[Collected data entries]
+-------+

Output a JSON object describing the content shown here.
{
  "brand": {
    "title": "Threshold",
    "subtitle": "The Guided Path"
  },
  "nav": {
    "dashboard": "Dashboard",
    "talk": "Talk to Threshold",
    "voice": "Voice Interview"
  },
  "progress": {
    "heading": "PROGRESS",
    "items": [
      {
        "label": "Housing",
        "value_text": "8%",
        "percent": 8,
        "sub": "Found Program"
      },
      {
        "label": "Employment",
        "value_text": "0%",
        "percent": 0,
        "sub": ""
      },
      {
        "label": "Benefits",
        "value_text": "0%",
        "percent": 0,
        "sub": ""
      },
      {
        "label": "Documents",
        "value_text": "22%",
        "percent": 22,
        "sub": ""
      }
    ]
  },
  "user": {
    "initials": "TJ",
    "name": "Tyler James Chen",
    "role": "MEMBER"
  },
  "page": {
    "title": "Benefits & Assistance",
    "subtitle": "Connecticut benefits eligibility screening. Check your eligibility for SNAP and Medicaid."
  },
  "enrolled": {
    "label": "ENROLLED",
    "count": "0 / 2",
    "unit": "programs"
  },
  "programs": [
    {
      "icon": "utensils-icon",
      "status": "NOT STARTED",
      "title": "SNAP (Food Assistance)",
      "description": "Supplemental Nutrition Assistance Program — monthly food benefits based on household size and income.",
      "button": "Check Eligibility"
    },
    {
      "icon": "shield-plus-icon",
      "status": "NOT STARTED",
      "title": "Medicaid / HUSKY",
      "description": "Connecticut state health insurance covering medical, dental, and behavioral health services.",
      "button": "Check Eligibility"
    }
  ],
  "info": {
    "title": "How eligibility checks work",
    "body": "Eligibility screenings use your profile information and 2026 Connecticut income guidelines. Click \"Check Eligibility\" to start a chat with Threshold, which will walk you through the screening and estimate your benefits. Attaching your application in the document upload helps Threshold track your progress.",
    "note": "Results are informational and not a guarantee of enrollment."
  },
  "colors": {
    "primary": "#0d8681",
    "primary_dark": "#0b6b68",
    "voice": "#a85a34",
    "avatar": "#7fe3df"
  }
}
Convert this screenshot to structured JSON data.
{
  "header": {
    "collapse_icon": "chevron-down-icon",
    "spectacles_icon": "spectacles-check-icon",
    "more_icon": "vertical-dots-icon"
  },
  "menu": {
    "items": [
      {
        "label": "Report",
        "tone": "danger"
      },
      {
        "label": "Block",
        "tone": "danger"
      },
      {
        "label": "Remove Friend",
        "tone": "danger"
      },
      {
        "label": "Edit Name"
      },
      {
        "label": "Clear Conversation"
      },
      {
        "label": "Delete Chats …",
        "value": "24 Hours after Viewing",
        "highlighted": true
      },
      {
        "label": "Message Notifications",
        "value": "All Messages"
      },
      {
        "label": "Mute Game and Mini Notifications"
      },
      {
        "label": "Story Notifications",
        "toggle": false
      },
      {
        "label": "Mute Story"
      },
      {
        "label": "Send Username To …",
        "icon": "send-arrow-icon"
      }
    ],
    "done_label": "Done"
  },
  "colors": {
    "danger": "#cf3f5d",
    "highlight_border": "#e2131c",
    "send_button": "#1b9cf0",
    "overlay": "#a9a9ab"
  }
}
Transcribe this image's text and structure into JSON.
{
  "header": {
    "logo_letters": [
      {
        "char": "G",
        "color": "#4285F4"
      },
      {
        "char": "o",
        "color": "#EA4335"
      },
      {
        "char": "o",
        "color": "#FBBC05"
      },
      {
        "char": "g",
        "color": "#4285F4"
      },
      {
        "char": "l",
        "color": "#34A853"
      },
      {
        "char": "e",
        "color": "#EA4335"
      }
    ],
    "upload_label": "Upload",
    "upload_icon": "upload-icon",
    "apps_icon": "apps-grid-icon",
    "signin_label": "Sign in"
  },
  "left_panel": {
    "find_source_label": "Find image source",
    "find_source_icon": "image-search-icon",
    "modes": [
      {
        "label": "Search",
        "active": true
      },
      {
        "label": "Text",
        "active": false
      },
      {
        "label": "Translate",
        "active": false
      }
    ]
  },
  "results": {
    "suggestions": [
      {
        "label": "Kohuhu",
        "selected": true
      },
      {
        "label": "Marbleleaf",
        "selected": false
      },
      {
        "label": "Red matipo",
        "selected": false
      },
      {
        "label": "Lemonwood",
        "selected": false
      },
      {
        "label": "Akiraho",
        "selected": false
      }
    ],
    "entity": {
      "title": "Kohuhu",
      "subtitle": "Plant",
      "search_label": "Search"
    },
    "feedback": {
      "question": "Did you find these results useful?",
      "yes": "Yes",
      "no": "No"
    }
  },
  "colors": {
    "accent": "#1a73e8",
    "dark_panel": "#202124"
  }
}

+-------+

Quote the material exactly, leaving nothing out.

- **Answer for this exercise**
Output a JSON object describing the content shown here.
{
  "brand": {
    "title": "Threshold",
    "subtitle": "The Guided Path"
  },
  "nav": {
    "dashboard": "Dashboard",
    "talk": "Talk to Threshold",
    "voice": "Voice Interview"
  },
  "progress": {
    "heading": "PROGRESS",
    "items": [
      {
        "label": "Housing",
        "value_text": "8%",
        "percent": 8,
        "sub": "Found Program"
      },
      {
        "label": "Employment",
        "value_text": "0%",
        "percent": 0,
        "sub": ""
      },
      {
        "label": "Benefits",
        "value_text": "0%",
        "percent": 0,
        "sub": ""
      },
      {
        "label": "Documents",
        "value_text": "22%",
        "percent": 22,
        "sub": ""
      }
    ]
  },
  "user": {
    "initials": "TJ",
    "name": "Tyler James Chen",
    "role": "MEMBER"
  },
  "page": {
    "title": "Benefits & Assistance",
    "subtitle": "Connecticut benefits eligibility screening. Check your eligibility for SNAP and Medicaid."
  },
  "enrolled": {
    "label": "ENROLLED",
    "count": "0 / 2",
    "unit": "programs"
  },
  "programs": [
    {
      "icon": "utensils-icon",
      "status": "NOT STARTED",
      "title": "SNAP (Food Assistance)",
      "description": "Supplemental Nutrition Assistance Program — monthly food benefits based on household size and income.",
      "button": "Check Eligibility"
    },
    {
      "icon": "shield-plus-icon",
      "status": "NOT STARTED",
      "title": "Medicaid / HUSKY",
      "description": "Connecticut state health insurance covering medical, dental, and behavioral health services.",
      "button": "Check Eligibility"
    }
  ],
  "info": {
    "title": "How eligibility checks work",
    "body": "Eligibility screenings use your profile information and 2026 Connecticut income guidelines. Click \"Check Eligibility\" to start a chat with Threshold, which will walk you through the screening and estimate your benefits. Attaching your application in the document upload helps Threshold track your progress.",
    "note": "Results are informational and not a guarantee of enrollment."
  },
  "colors": {
    "primary": "#0d8681",
    "primary_dark": "#0b6b68",
    "voice": "#a85a34",
    "avatar": "#7fe3df"
  }
}
Convert this screenshot to structured JSON data.
{
  "header": {
    "collapse_icon": "chevron-down-icon",
    "spectacles_icon": "spectacles-check-icon",
    "more_icon": "vertical-dots-icon"
  },
  "menu": {
    "items": [
      {
        "label": "Report",
        "tone": "danger"
      },
      {
        "label": "Block",
        "tone": "danger"
      },
      {
        "label": "Remove Friend",
        "tone": "danger"
      },
      {
        "label": "Edit Name"
      },
      {
        "label": "Clear Conversation"
      },
      {
        "label": "Delete Chats …",
        "value": "24 Hours after Viewing",
        "highlighted": true
      },
      {
        "label": "Message Notifications",
        "value": "All Messages"
      },
      {
        "label": "Mute Game and Mini Notifications"
      },
      {
        "label": "Story Notifications",
        "toggle": false
      },
      {
        "label": "Mute Story"
      },
      {
        "label": "Send Username To …",
        "icon": "send-arrow-icon"
      }
    ],
    "done_label": "Done"
  },
  "colors": {
    "danger": "#cf3f5d",
    "highlight_border": "#e2131c",
    "send_button": "#1b9cf0",
    "overlay": "#a9a9ab"
  }
}
Transcribe this image's text and structure into JSON.
{
  "header": {
    "logo_letters": [
      {
        "char": "G",
        "color": "#4285F4"
      },
      {
        "char": "o",
        "color": "#EA4335"
      },
      {
        "char": "o",
        "color": "#FBBC05"
      },
      {
        "char": "g",
        "color": "#4285F4"
      },
      {
        "char": "l",
        "color": "#34A853"
      },
      {
        "char": "e",
        "color": "#EA4335"
      }
    ],
    "upload_label": "Upload",
    "upload_icon": "upload-icon",
    "apps_icon": "apps-grid-icon",
    "signin_label": "Sign in"
  },
  "left_panel": {
    "find_source_label": "Find image source",
    "find_source_icon": "image-search-icon",
    "modes": [
      {
        "label": "Search",
        "active": true
      },
      {
        "label": "Text",
        "active": false
      },
      {
        "label": "Translate",
        "active": false
      }
    ]
  },
  "results": {
    "suggestions": [
      {
        "label": "Kohuhu",
        "selected": true
      },
      {
        "label": "Marbleleaf",
        "selected": false
      },
      {
        "label": "Red matipo",
        "selected": false
      },
      {
        "label": "Lemonwood",
        "selected": false
      },
      {
        "label": "Akiraho",
        "selected": false
      }
    ],
    "entity": {
      "title": "Kohuhu",
      "subtitle": "Plant",
      "search_label": "Search"
    },
    "feedback": {
      "question": "Did you find these results useful?",
      "yes": "Yes",
      "no": "No"
    }
  },
  "colors": {
    "accent": "#1a73e8",
    "dark_panel": "#202124"
  }
}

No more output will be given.